Beginning at the line that contains "Convert this document image to plain text.", reproduce every line to the end of the material without changing any of them.

[Input data]:
"""
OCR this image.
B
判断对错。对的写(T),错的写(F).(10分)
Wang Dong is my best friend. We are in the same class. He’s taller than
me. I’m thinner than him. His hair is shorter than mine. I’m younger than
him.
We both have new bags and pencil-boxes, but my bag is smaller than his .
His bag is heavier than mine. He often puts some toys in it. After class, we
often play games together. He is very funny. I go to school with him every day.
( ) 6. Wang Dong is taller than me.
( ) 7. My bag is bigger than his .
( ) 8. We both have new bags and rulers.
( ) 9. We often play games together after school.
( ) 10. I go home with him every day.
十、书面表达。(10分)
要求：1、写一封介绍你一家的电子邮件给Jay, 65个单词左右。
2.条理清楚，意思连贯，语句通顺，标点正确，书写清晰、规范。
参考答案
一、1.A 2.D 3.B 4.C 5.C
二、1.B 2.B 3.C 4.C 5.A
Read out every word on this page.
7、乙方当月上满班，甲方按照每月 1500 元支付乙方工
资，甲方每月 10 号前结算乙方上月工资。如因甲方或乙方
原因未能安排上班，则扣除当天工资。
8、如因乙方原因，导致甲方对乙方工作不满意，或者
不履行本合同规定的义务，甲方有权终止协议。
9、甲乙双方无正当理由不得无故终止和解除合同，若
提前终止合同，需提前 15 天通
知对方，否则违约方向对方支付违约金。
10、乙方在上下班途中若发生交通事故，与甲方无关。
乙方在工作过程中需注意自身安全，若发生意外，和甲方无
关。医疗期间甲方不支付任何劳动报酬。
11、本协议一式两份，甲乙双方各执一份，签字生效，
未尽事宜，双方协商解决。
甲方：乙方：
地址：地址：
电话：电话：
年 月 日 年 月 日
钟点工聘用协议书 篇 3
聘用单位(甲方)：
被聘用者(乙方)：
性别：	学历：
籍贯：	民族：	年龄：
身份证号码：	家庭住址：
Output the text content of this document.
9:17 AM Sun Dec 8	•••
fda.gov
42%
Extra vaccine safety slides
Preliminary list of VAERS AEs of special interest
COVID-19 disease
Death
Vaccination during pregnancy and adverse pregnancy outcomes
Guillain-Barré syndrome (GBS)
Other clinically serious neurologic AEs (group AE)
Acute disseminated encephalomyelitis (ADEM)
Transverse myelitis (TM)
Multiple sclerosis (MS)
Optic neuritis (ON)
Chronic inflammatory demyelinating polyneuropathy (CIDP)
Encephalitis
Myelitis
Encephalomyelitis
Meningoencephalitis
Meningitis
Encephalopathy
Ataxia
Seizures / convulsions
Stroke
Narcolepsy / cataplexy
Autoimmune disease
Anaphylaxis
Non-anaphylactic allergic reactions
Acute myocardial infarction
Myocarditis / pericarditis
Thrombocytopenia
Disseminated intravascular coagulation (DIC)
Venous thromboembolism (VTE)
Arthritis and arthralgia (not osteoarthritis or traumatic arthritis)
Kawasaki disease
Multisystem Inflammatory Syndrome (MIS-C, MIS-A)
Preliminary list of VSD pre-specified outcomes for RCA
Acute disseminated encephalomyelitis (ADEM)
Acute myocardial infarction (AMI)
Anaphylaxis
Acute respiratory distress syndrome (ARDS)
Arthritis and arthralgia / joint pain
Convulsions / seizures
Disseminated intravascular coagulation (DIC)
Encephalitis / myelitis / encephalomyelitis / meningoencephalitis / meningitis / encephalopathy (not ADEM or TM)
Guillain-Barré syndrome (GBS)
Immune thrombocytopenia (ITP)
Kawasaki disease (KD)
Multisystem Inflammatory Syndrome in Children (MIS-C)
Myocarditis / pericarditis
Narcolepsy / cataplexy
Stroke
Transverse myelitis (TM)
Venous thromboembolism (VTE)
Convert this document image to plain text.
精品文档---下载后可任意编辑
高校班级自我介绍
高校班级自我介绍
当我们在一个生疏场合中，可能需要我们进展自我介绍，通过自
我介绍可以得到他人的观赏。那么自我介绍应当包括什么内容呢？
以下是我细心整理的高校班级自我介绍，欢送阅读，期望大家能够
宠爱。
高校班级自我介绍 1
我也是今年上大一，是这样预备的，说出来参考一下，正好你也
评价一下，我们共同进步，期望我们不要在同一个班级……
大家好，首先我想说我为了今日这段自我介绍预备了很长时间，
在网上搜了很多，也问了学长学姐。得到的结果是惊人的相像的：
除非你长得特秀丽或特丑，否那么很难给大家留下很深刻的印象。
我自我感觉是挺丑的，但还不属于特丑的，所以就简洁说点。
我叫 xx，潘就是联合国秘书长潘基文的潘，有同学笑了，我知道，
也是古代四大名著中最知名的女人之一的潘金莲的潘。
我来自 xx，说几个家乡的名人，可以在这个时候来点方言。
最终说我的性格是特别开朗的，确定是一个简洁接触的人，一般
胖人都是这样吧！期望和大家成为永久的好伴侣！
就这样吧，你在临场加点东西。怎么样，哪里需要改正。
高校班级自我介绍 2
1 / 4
"""
[Result of this exercise]:
Convert this document image to plain text.
精品文档---下载后可任意编辑
高校班级自我介绍
高校班级自我介绍
当我们在一个生疏场合中，可能需要我们进展自我介绍，通过自
我介绍可以得到他人的观赏。那么自我介绍应当包括什么内容呢？
以下是我细心整理的高校班级自我介绍，欢送阅读，期望大家能够
宠爱。
高校班级自我介绍 1
我也是今年上大一，是这样预备的，说出来参考一下，正好你也
评价一下，我们共同进步，期望我们不要在同一个班级……
大家好，首先我想说我为了今日这段自我介绍预备了很长时间，
在网上搜了很多，也问了学长学姐。得到的结果是惊人的相像的：
除非你长得特秀丽或特丑，否那么很难给大家留下很深刻的印象。
我自我感觉是挺丑的，但还不属于特丑的，所以就简洁说点。
我叫 xx，潘就是联合国秘书长潘基文的潘，有同学笑了，我知道，
也是古代四大名著中最知名的女人之一的潘金莲的潘。
我来自 xx，说几个家乡的名人，可以在这个时候来点方言。
最终说我的性格是特别开朗的，确定是一个简洁接触的人，一般
胖人都是这样吧！期望和大家成为永久的好伴侣！
就这样吧，你在临场加点东西。怎么样，哪里需要改正。
高校班级自我介绍 2
1 / 4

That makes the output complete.